> Task to carry out: Count how many lines contain the word "series". Please give only the number.

> Dataset listings of figures:

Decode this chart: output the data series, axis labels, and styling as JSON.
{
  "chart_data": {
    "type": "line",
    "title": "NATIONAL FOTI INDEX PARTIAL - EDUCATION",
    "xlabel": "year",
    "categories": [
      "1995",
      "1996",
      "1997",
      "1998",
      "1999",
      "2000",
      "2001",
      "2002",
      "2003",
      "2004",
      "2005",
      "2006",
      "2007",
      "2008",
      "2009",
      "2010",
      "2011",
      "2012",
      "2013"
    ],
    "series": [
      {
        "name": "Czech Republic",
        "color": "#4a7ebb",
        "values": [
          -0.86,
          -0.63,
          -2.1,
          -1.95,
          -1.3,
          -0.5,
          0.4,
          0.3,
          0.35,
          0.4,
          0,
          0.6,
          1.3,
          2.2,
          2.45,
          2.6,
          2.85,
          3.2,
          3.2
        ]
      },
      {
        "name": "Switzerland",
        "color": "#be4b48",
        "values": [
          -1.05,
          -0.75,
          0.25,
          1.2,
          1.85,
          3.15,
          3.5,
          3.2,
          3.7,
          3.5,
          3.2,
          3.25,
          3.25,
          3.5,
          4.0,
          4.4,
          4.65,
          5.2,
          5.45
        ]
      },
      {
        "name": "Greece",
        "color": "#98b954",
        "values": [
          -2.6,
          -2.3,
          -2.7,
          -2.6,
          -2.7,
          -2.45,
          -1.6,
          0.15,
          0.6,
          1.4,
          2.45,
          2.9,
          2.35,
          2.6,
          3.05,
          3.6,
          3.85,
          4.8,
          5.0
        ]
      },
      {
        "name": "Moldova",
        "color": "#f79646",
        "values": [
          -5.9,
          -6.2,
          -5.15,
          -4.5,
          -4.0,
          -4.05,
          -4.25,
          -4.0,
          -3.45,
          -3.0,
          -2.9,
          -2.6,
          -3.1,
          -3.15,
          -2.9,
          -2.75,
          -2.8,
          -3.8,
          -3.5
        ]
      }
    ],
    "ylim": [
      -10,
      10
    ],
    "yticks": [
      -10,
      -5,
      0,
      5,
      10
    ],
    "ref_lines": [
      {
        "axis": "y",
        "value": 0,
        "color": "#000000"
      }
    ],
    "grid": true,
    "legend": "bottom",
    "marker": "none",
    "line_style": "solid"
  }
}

> Exercise solution: 2